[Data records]
----------
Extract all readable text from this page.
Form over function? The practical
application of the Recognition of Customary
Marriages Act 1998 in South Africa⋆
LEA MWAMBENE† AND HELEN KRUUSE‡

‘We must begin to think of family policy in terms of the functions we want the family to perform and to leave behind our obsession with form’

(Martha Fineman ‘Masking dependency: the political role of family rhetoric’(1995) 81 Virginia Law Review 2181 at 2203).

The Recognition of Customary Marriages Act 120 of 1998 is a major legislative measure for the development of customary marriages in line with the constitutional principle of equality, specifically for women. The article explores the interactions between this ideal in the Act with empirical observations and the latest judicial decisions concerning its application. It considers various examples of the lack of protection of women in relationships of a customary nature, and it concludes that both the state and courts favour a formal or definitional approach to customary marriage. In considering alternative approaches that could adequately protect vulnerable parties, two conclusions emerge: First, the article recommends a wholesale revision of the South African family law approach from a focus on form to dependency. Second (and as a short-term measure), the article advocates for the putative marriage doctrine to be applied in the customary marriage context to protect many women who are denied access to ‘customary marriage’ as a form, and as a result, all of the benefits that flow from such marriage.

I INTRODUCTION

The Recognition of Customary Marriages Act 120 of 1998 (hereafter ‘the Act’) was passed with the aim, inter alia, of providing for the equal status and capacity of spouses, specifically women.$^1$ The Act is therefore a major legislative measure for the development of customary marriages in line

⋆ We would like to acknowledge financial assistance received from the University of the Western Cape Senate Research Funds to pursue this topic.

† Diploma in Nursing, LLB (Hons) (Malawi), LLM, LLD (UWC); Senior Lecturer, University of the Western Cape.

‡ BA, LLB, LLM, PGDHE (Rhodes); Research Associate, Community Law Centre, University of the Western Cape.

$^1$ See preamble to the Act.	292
----------
> [The exercise]:
Read through the entries and copy every line that includes "Research".

> [Correct response]:
⋆ We would like to acknowledge financial assistance received from the University of the Western Cape Senate Research Funds to pursue this topic.
‡ BA, LLB, LLM, PGDHE (Rhodes); Research Associate, Community Law Centre, University of the Western Cape.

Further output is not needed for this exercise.